### [Problem statement]
Read through the entries below and return each line with the word "υιοθεσίας".

### [Supplied material]
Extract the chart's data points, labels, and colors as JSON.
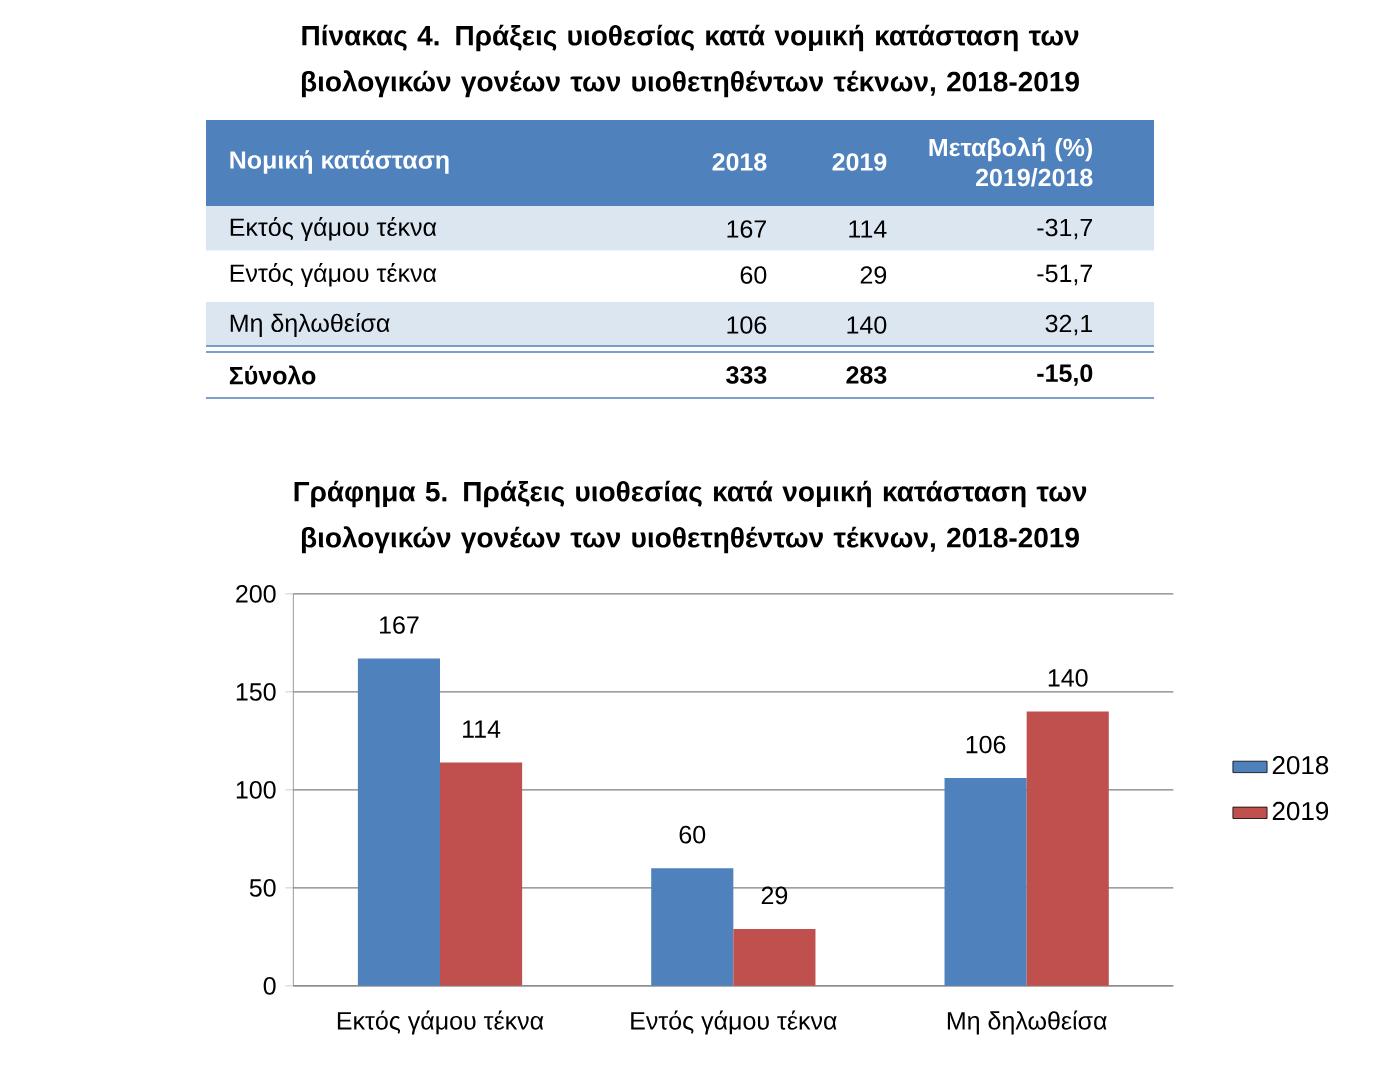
{
  "chart_data": [
    {
      "type": "other",
      "title": "Πίνακας 4. Πράξεις υιοθεσίας κατά νομική κατάσταση των βιολογικών γονέων των υιοθετηθέντων τέκνων, 2018-2019",
      "xlabel": "Νομική κατάσταση",
      "categories": [
        "Εκτός γάμου τέκνα",
        "Εντός γάμου τέκνα",
        "Μη δηλωθείσα",
        "Σύνολο"
      ],
      "series": [
        {
          "name": "2018",
          "values": [
            167,
            60,
            106,
            333
          ],
          "value_labels": [
            "167",
            "60",
            "106",
            "333"
          ]
        },
        {
          "name": "2019",
          "values": [
            114,
            29,
            140,
            283
          ],
          "value_labels": [
            "114",
            "29",
            "140",
            "283"
          ]
        },
        {
          "name": "Μεταβολή (%) 2019/2018",
          "values": [
            -31.7,
            -51.7,
            32.1,
            -15.0
          ],
          "value_labels": [
            "-31,7",
            "-51,7",
            "32,1",
            "-15,0"
          ]
        }
      ]
    },
    {
      "type": "bar",
      "title": "Γράφημα 5. Πράξεις υιοθεσίας κατά νομική κατάσταση των βιολογικών γονέων των υιοθετηθέντων τέκνων, 2018-2019",
      "categories": [
        "Εκτός γάμου τέκνα",
        "Εντός γάμου τέκνα",
        "Μη δηλωθείσα"
      ],
      "series": [
        {
          "name": "2018",
          "color": "#4f81bd",
          "values": [
            167,
            60,
            106
          ]
        },
        {
          "name": "2019",
          "color": "#c0504d",
          "values": [
            114,
            29,
            140
          ]
        }
      ],
      "ylim": [
        0,
        200
      ],
      "yticks": [
        0,
        50,
        100,
        150,
        200
      ],
      "grid": "y",
      "legend": "right",
      "data_labels": true
    }
  ]
}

### [Reply]
      "title": "Πίνακας 4. Πράξεις υιοθεσίας κατά νομική κατάσταση των βιολογικών γονέων των υιοθετηθέντων τέκνων, 2018-2019",
      "title": "Γράφημα 5. Πράξεις υιοθεσίας κατά νομική κατάσταση των βιολογικών γονέων των υιοθετηθέντων τέκνων, 2018-2019",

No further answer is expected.